==== SUPPLIED MATERIAL

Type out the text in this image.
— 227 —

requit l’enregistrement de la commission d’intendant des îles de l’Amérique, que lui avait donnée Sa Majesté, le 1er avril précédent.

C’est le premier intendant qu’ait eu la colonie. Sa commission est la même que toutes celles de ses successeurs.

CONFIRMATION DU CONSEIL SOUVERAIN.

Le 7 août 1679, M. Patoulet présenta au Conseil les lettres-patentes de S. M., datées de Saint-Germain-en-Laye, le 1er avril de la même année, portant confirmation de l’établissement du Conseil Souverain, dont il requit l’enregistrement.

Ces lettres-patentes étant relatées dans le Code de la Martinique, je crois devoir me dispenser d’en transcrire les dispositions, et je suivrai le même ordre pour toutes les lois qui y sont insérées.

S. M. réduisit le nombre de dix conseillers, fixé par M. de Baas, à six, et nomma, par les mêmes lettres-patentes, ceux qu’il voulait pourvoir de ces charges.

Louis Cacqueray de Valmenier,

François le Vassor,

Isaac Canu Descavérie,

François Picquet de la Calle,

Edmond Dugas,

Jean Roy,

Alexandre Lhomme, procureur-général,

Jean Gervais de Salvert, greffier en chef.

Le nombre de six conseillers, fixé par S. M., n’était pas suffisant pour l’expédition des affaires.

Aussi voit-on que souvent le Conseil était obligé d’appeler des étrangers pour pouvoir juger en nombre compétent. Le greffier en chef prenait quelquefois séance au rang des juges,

========

PROMPT :: Which lines include the word "avril"? List them all.

RESULT OF THE TASK ::
requit l’enregistrement de la commission d’intendant des îles de l’Amérique, que lui avait donnée Sa Majesté, le 1er avril précédent.
Le 7 août 1679, M. Patoulet présenta au Conseil les lettres-patentes de S. M., datées de Saint-Germain-en-Laye, le 1er avril de la même année, portant confirmation de l’établissement du Conseil Souverain, dont il requit l’enregistrement.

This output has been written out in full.